▼

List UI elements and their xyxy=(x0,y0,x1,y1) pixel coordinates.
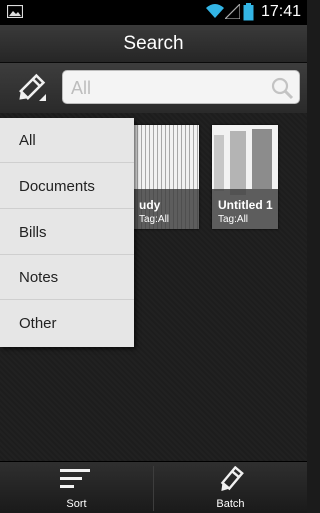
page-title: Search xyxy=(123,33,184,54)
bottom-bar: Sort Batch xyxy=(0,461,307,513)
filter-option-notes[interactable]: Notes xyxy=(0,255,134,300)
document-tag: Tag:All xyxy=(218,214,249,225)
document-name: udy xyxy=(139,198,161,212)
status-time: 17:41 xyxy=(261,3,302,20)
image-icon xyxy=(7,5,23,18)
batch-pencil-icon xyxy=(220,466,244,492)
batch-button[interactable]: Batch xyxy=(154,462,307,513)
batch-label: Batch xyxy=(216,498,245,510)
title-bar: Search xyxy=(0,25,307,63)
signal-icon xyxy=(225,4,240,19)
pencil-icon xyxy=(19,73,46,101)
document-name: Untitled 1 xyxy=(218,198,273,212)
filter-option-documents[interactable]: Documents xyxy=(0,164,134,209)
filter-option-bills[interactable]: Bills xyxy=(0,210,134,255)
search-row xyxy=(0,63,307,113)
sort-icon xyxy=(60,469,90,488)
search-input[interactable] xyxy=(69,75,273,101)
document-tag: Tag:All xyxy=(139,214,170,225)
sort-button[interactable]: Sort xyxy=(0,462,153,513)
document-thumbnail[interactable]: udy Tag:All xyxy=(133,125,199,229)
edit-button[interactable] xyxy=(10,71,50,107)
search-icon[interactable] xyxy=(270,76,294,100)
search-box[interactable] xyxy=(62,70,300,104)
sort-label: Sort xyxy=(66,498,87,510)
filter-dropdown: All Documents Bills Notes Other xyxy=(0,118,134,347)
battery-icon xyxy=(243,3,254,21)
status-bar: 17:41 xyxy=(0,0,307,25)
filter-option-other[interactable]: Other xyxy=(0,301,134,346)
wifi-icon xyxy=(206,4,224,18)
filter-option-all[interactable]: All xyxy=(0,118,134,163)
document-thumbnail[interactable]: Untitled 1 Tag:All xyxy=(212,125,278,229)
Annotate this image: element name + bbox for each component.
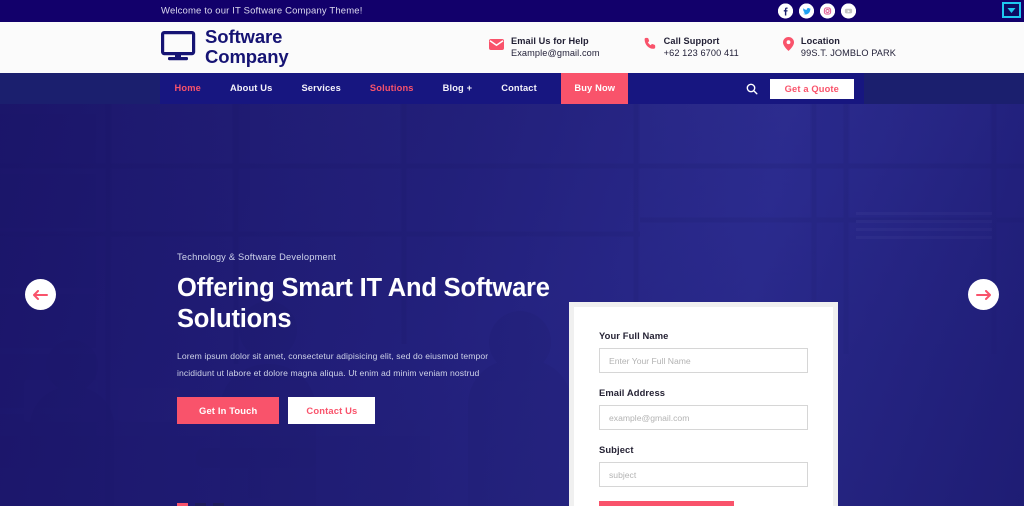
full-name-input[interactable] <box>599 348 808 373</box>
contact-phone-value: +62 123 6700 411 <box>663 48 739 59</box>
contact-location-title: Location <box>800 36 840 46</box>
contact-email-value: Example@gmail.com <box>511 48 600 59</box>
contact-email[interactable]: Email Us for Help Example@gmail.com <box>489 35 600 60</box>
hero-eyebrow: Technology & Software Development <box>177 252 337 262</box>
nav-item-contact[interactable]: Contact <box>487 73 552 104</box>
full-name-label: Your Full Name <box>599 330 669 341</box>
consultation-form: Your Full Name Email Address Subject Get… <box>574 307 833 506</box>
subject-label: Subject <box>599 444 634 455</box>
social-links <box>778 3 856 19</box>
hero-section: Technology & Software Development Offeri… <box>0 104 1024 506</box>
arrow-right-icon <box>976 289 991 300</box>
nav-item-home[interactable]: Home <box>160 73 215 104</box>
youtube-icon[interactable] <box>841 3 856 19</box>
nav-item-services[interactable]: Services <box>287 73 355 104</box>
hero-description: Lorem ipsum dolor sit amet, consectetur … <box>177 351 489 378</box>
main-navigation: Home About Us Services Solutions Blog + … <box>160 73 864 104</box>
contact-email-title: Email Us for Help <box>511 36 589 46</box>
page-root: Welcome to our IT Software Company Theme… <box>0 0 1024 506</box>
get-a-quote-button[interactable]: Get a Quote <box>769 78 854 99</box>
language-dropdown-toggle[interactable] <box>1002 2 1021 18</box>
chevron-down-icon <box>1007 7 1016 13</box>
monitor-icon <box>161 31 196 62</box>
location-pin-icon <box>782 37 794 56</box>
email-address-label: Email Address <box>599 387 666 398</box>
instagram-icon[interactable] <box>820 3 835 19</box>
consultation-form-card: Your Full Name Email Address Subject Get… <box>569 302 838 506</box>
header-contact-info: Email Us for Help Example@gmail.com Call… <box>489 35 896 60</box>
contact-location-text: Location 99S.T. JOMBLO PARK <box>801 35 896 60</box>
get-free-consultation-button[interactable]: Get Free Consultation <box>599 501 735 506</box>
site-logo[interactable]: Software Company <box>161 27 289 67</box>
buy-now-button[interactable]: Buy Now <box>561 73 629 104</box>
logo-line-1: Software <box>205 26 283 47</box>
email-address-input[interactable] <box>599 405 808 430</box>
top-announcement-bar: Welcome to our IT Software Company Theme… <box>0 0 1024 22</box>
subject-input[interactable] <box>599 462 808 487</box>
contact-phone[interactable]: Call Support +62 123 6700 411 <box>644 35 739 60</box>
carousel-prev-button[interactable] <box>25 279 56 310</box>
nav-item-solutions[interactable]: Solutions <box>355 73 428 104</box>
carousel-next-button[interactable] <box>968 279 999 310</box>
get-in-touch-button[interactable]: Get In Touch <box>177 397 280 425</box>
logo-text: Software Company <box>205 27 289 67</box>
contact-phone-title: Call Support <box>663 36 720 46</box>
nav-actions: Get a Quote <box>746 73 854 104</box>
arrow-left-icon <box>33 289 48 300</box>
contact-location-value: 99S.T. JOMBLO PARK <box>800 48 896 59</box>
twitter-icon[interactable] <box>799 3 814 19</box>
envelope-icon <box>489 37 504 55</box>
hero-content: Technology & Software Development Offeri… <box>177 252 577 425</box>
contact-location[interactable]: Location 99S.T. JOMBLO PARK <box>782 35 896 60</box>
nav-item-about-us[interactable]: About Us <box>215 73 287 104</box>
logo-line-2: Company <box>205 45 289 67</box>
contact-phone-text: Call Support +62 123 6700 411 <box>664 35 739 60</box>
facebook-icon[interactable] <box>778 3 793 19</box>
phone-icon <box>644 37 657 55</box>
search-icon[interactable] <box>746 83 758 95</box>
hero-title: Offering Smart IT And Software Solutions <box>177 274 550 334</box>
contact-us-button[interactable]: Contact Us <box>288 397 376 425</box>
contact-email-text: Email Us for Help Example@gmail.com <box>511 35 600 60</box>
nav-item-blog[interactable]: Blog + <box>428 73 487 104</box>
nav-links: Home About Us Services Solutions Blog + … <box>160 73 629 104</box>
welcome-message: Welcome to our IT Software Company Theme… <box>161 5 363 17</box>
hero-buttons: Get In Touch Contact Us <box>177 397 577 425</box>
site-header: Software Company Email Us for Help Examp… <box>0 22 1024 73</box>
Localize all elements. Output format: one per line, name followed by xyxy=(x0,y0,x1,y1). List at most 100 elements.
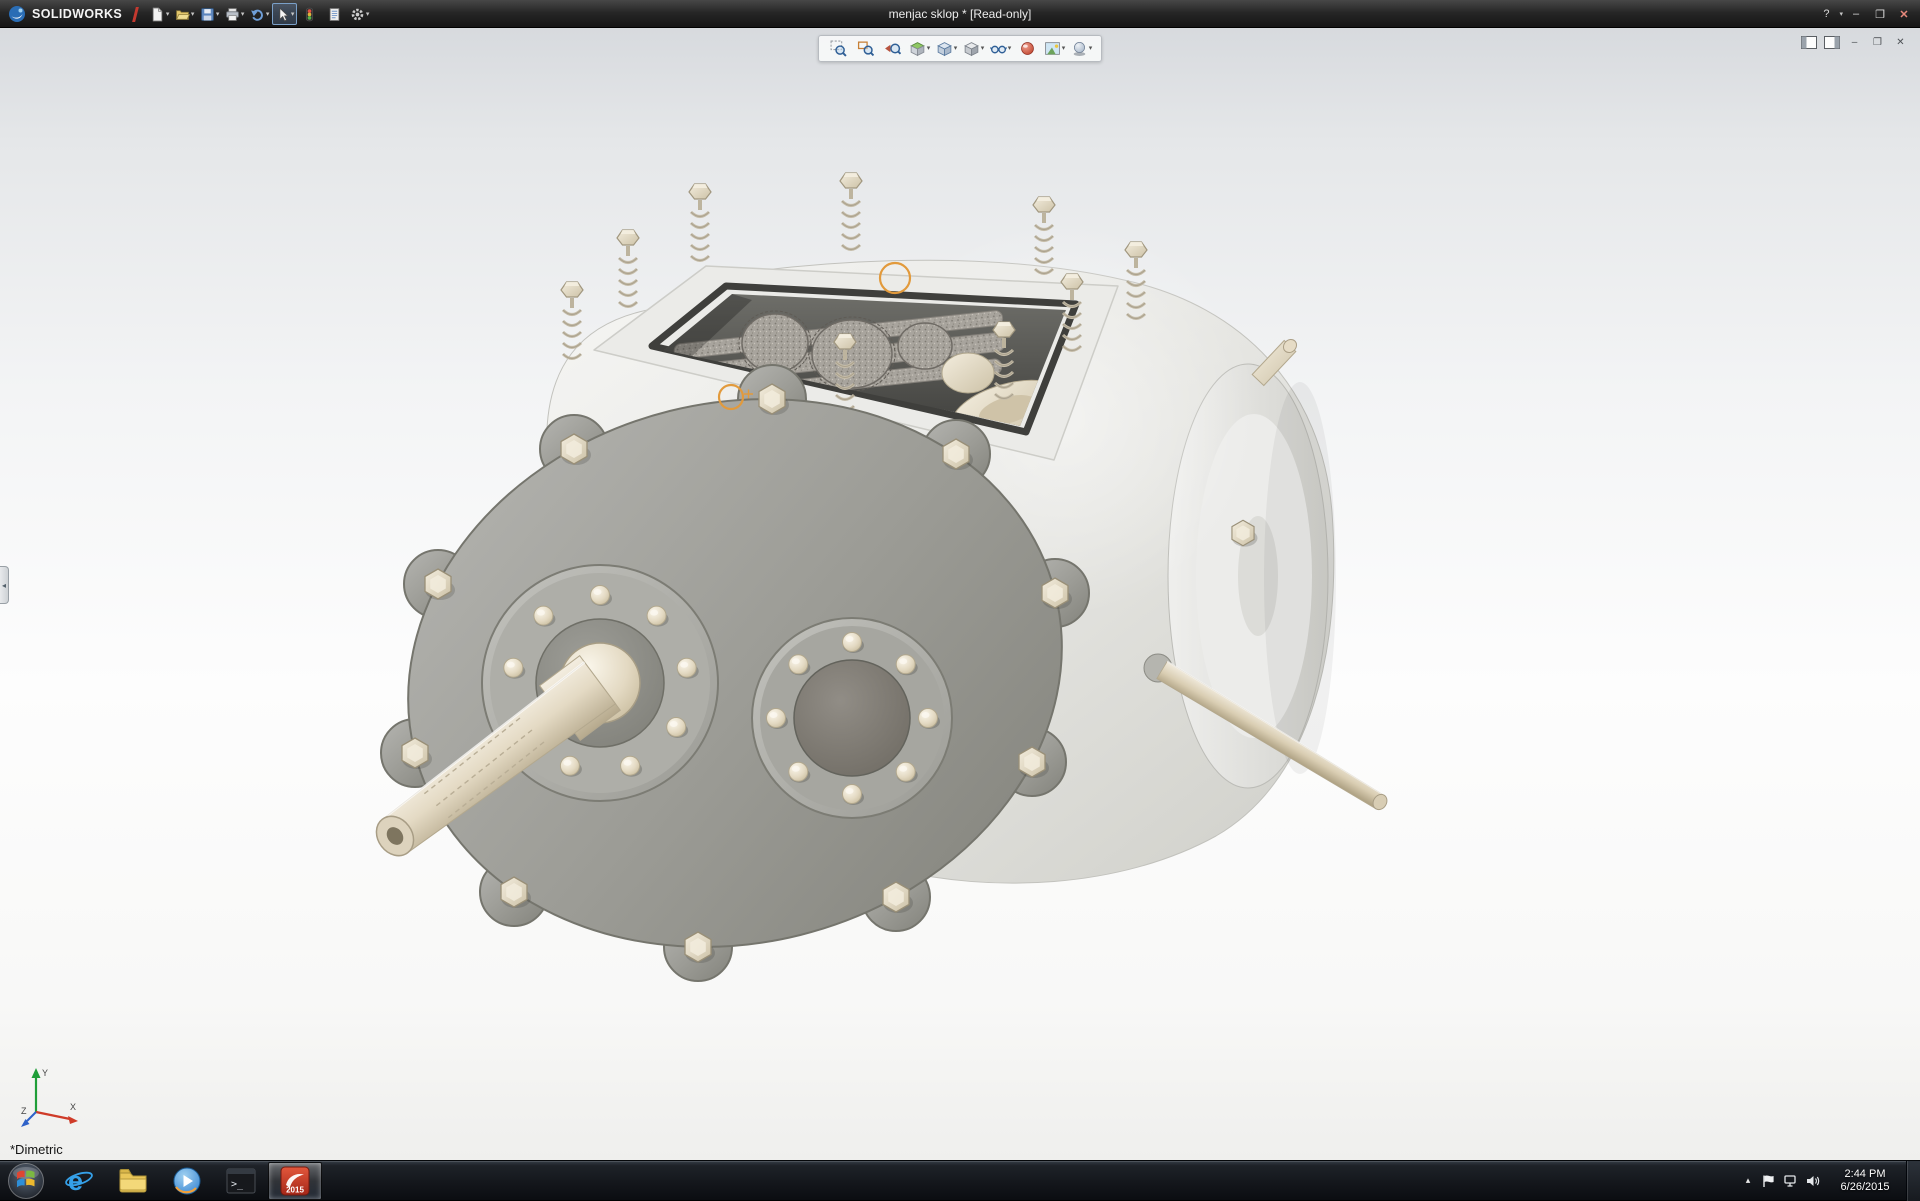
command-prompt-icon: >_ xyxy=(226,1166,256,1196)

▲

How many lines in the entries above contain the word "elements"? Reply with the number alone.

2